Data items
— start —
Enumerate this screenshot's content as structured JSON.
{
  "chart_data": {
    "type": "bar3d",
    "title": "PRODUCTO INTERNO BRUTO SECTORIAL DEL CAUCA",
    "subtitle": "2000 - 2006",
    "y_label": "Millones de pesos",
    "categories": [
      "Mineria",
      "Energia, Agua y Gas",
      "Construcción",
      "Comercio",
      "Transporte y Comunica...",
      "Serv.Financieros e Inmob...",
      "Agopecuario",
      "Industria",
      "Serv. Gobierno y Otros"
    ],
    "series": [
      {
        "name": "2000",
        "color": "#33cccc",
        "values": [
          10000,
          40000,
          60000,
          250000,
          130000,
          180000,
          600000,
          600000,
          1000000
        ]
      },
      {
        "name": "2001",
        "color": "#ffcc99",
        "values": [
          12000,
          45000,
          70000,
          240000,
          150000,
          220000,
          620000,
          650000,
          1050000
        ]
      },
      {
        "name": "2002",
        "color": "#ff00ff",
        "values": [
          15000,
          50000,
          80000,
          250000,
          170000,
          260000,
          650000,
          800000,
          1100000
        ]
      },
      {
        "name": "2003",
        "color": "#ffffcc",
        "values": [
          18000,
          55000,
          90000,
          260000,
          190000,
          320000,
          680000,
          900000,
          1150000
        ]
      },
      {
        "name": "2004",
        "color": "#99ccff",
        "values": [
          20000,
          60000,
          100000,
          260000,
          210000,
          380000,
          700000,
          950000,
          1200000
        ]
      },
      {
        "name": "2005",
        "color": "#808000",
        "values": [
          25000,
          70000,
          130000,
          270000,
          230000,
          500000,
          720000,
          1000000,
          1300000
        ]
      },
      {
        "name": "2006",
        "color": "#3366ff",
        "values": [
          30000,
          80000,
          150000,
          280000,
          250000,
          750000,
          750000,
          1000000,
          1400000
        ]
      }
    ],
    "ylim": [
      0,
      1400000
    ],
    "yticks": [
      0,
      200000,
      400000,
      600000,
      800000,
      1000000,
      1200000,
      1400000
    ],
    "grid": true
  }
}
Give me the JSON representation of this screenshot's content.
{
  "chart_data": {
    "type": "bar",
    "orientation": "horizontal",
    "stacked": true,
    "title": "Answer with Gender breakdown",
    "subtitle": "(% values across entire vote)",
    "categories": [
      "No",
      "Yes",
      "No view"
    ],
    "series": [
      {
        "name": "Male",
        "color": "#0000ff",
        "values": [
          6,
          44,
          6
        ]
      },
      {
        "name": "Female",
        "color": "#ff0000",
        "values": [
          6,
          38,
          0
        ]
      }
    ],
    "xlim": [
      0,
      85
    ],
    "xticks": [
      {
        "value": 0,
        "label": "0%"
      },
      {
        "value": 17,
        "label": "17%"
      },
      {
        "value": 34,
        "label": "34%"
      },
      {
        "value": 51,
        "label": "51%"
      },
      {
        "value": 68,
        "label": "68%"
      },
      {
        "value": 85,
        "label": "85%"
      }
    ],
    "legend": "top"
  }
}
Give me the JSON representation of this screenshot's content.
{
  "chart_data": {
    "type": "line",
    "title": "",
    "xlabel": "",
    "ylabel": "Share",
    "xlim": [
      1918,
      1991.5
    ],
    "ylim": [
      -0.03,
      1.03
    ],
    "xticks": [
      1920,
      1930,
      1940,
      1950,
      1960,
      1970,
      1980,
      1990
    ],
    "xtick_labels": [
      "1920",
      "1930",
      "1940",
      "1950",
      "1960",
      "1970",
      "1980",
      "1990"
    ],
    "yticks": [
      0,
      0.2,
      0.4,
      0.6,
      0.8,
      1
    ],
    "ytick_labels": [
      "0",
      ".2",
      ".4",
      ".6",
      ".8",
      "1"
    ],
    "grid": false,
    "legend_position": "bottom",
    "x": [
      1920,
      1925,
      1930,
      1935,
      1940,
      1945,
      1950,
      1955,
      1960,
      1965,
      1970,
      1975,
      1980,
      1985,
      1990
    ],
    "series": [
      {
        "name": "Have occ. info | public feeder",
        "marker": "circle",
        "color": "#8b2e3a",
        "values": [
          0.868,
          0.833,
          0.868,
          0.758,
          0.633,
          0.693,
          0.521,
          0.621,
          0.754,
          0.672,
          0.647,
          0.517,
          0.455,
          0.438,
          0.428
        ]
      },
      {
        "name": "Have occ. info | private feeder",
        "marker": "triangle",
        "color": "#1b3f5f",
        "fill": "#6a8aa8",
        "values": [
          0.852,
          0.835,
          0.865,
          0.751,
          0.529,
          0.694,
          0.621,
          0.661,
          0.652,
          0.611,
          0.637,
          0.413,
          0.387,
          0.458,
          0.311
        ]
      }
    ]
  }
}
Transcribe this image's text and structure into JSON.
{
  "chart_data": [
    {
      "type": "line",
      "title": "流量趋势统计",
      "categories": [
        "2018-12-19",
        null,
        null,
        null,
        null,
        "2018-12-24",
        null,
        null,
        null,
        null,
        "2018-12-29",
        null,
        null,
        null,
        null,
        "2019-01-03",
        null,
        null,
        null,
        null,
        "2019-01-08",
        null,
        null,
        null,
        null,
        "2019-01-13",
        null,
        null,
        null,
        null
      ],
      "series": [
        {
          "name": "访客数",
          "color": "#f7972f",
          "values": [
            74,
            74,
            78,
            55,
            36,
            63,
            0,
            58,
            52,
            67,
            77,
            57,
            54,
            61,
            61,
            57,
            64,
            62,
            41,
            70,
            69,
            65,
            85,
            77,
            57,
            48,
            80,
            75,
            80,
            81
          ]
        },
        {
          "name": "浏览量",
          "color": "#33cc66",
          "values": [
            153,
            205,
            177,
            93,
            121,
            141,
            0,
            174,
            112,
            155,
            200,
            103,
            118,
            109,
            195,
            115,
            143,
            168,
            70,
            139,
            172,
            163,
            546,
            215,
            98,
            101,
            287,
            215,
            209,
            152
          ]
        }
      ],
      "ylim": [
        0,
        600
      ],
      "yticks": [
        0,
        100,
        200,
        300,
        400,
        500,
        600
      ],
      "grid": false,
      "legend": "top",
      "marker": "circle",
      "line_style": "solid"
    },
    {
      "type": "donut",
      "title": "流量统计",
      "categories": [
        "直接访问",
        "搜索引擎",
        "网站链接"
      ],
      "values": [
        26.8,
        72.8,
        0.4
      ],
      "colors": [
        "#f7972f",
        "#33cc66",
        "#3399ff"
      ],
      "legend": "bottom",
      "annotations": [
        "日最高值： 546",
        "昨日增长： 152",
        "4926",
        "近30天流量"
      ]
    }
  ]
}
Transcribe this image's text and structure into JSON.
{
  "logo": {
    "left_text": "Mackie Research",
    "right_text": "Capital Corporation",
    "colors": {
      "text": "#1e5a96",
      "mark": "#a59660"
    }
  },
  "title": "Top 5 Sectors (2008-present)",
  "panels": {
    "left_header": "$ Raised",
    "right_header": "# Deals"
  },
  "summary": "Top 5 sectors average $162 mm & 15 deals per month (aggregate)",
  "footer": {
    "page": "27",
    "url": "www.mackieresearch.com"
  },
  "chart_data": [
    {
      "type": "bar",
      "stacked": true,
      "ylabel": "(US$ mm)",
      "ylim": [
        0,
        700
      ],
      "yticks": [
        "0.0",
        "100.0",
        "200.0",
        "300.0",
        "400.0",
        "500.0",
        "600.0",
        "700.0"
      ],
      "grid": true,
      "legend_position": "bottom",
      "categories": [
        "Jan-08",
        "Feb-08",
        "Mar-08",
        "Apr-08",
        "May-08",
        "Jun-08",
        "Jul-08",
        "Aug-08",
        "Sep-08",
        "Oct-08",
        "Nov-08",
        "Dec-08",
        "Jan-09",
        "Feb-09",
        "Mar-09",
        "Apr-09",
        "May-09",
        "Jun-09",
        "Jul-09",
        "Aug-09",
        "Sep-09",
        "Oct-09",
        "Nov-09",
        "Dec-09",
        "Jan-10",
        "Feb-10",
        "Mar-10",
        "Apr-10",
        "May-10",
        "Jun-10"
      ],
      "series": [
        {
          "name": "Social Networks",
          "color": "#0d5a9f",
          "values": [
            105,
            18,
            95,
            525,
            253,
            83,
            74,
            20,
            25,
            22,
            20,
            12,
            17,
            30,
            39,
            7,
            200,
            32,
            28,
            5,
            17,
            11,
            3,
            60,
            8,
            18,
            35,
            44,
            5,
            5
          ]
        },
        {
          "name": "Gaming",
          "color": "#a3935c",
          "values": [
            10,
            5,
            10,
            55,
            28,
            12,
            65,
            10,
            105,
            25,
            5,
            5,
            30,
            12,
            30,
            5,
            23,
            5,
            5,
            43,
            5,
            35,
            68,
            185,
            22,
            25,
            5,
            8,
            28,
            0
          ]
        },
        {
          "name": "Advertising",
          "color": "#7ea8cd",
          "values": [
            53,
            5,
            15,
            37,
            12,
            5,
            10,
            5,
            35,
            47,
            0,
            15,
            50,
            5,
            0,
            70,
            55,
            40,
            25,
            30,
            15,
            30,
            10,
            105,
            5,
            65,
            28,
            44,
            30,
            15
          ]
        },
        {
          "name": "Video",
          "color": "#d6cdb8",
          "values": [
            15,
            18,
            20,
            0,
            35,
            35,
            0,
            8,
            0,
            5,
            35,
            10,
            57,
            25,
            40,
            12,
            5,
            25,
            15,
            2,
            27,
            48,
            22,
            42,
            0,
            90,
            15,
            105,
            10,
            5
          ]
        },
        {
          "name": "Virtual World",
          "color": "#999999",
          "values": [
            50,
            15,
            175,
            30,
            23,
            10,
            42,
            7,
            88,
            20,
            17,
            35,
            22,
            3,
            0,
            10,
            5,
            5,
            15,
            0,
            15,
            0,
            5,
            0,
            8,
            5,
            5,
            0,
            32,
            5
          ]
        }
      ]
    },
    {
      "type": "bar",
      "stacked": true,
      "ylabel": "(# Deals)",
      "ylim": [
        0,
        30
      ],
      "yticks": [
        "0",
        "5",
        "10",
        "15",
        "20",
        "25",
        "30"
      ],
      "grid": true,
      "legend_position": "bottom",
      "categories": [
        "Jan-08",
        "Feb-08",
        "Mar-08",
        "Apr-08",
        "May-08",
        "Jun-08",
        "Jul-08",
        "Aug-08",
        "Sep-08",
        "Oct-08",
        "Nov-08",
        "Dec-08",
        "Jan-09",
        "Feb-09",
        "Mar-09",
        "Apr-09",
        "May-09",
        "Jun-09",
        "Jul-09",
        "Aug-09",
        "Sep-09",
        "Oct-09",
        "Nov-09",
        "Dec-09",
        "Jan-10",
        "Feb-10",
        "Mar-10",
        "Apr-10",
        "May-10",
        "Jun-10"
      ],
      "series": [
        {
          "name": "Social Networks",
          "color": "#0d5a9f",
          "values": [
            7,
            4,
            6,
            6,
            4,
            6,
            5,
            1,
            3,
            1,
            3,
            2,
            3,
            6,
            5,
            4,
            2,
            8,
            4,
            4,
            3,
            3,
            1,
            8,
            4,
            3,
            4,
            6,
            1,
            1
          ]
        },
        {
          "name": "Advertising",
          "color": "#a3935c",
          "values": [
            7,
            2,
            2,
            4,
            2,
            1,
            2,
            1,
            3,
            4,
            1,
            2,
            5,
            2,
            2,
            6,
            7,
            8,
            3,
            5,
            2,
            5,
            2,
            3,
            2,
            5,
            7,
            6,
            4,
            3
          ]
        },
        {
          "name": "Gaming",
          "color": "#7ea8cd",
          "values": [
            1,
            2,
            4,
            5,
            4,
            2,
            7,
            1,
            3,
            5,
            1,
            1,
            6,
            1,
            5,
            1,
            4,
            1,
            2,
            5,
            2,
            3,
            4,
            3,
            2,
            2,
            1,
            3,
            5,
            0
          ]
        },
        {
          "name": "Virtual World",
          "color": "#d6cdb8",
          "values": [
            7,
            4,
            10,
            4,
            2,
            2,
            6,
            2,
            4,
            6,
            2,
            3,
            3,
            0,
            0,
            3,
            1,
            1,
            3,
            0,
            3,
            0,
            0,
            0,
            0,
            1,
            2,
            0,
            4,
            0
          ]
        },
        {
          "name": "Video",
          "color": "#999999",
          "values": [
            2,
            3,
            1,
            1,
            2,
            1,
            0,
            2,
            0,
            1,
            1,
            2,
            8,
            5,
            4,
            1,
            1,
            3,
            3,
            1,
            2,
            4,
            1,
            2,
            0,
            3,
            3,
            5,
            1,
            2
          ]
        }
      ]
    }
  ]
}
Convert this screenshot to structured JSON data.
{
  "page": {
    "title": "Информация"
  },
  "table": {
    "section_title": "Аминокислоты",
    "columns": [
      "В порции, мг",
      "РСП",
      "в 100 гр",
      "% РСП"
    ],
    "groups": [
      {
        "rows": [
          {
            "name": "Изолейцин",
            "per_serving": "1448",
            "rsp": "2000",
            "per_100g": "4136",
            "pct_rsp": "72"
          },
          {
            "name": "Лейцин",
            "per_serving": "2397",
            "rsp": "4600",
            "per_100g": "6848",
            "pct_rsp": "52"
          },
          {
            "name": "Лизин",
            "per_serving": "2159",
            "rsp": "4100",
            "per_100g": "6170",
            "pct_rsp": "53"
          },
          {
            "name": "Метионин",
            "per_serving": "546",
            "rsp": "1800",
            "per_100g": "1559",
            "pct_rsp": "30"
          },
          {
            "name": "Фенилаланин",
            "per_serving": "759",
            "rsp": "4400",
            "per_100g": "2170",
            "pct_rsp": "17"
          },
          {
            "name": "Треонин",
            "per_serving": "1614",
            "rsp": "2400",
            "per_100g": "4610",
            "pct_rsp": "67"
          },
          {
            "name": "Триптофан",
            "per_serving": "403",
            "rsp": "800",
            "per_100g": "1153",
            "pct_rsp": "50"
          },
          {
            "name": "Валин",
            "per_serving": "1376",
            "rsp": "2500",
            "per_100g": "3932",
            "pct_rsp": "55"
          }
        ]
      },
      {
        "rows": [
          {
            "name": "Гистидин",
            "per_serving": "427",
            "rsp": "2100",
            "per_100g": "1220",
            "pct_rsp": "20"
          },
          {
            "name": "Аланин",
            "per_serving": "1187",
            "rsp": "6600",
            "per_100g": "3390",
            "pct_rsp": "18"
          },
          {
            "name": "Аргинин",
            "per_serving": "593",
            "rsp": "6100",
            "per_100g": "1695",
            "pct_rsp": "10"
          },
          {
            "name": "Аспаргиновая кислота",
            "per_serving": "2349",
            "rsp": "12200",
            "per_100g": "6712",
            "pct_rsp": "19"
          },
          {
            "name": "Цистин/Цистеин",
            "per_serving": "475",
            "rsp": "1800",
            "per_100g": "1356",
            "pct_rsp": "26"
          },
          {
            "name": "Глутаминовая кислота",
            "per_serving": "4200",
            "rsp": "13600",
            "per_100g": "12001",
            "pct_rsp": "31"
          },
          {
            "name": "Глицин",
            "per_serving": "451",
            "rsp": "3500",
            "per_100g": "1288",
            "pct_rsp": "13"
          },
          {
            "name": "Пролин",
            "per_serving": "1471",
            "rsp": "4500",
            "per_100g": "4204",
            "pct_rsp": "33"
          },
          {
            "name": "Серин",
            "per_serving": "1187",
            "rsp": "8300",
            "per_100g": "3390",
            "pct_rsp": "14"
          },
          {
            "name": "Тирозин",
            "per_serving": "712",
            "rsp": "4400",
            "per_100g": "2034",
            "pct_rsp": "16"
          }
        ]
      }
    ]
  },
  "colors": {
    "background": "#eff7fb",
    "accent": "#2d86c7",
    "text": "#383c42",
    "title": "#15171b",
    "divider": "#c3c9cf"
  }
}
— end —
Problem statement
Examine the listing and say how many of its lines contain the string "bottom". Give the number alone.

Solved problem
4